From the listing below, extract every line in which the word "Used" appears.

Stored data:
_ _ _ _

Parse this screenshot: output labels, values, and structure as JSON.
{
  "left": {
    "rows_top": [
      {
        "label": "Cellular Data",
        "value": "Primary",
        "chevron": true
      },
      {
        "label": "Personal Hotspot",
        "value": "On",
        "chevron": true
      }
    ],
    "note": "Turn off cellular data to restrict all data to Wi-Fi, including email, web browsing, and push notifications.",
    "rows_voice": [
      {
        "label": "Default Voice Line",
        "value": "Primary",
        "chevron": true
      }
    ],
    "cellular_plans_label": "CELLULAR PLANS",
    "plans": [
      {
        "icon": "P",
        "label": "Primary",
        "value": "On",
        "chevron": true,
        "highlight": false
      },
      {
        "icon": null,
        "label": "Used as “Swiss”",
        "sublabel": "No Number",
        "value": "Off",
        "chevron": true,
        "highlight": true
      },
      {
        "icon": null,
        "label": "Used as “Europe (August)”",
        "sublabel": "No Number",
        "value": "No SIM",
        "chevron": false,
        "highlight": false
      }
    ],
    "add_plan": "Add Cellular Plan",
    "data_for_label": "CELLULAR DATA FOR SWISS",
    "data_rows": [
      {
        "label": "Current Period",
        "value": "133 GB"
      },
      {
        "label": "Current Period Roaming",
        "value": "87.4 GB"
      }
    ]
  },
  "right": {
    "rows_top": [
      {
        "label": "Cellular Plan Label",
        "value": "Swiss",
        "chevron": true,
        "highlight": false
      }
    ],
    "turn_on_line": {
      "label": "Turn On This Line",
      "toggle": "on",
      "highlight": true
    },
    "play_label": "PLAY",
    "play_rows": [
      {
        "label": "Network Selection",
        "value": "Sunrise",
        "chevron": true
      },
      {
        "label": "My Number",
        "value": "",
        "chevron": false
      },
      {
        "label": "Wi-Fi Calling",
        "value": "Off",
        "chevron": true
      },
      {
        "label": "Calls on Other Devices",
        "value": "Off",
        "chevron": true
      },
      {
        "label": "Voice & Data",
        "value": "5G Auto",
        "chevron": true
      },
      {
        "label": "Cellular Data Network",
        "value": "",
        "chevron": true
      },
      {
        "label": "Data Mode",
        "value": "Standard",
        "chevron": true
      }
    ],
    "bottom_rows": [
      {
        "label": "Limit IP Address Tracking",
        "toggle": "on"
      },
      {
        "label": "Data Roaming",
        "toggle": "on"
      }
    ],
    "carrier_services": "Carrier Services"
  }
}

_ _ _ _

Result for this exercise |
        "label": "Used as “Swiss”",
        "label": "Used as “Europe (August)”",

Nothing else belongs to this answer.